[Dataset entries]
_ _ _ _ _ _ _
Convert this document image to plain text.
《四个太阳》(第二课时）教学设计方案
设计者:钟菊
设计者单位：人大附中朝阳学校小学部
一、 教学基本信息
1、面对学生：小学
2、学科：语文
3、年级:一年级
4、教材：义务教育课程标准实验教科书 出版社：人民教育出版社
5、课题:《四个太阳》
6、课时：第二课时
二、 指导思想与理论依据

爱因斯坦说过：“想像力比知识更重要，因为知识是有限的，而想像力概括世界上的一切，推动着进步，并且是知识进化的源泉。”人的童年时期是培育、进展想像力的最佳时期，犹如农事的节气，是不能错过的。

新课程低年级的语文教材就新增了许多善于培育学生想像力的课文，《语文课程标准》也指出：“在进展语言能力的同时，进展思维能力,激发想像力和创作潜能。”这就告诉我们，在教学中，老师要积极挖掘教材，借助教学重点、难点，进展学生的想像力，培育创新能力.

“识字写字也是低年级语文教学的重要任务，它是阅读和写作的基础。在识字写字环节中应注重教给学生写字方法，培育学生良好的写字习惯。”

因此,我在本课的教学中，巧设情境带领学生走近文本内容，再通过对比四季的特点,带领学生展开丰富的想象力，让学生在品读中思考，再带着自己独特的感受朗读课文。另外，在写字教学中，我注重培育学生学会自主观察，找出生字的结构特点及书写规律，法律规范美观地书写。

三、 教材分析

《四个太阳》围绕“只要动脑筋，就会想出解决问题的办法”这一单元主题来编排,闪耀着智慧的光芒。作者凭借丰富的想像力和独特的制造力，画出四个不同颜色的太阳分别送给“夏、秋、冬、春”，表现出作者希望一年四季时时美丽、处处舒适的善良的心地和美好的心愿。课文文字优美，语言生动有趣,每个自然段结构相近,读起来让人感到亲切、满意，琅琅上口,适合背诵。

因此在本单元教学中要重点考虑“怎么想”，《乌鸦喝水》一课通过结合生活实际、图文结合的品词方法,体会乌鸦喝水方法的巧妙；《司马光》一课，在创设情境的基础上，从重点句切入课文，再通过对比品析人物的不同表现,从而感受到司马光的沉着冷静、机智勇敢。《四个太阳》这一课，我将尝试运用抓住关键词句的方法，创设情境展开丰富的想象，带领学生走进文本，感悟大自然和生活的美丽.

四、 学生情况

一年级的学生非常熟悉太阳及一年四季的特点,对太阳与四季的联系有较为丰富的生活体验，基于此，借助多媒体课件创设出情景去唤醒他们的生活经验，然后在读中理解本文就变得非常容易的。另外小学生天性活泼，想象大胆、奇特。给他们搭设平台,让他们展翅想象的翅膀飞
_ _ _ _ _ _ _
* _Exercise directions_: Retype the material above, line by line, exactly.

* _Reply to the exercise_:
Convert this document image to plain text.
《四个太阳》(第二课时）教学设计方案
设计者:钟菊
设计者单位：人大附中朝阳学校小学部
一、 教学基本信息
1、面对学生：小学
2、学科：语文
3、年级:一年级
4、教材：义务教育课程标准实验教科书 出版社：人民教育出版社
5、课题:《四个太阳》
6、课时：第二课时
二、 指导思想与理论依据

爱因斯坦说过：“想像力比知识更重要，因为知识是有限的，而想像力概括世界上的一切，推动着进步，并且是知识进化的源泉。”人的童年时期是培育、进展想像力的最佳时期，犹如农事的节气，是不能错过的。

新课程低年级的语文教材就新增了许多善于培育学生想像力的课文，《语文课程标准》也指出：“在进展语言能力的同时，进展思维能力,激发想像力和创作潜能。”这就告诉我们，在教学中，老师要积极挖掘教材，借助教学重点、难点，进展学生的想像力，培育创新能力.

“识字写字也是低年级语文教学的重要任务，它是阅读和写作的基础。在识字写字环节中应注重教给学生写字方法，培育学生良好的写字习惯。”

因此,我在本课的教学中，巧设情境带领学生走近文本内容，再通过对比四季的特点,带领学生展开丰富的想象力，让学生在品读中思考，再带着自己独特的感受朗读课文。另外，在写字教学中，我注重培育学生学会自主观察，找出生字的结构特点及书写规律，法律规范美观地书写。

三、 教材分析

《四个太阳》围绕“只要动脑筋，就会想出解决问题的办法”这一单元主题来编排,闪耀着智慧的光芒。作者凭借丰富的想像力和独特的制造力，画出四个不同颜色的太阳分别送给“夏、秋、冬、春”，表现出作者希望一年四季时时美丽、处处舒适的善良的心地和美好的心愿。课文文字优美，语言生动有趣,每个自然段结构相近,读起来让人感到亲切、满意，琅琅上口,适合背诵。

因此在本单元教学中要重点考虑“怎么想”，《乌鸦喝水》一课通过结合生活实际、图文结合的品词方法,体会乌鸦喝水方法的巧妙；《司马光》一课，在创设情境的基础上，从重点句切入课文，再通过对比品析人物的不同表现,从而感受到司马光的沉着冷静、机智勇敢。《四个太阳》这一课，我将尝试运用抓住关键词句的方法，创设情境展开丰富的想象，带领学生走进文本，感悟大自然和生活的美丽.

四、 学生情况

一年级的学生非常熟悉太阳及一年四季的特点,对太阳与四季的联系有较为丰富的生活体验，基于此，借助多媒体课件创设出情景去唤醒他们的生活经验，然后在读中理解本文就变得非常容易的。另外小学生天性活泼，想象大胆、奇特。给他们搭设平台,让他们展翅想象的翅膀飞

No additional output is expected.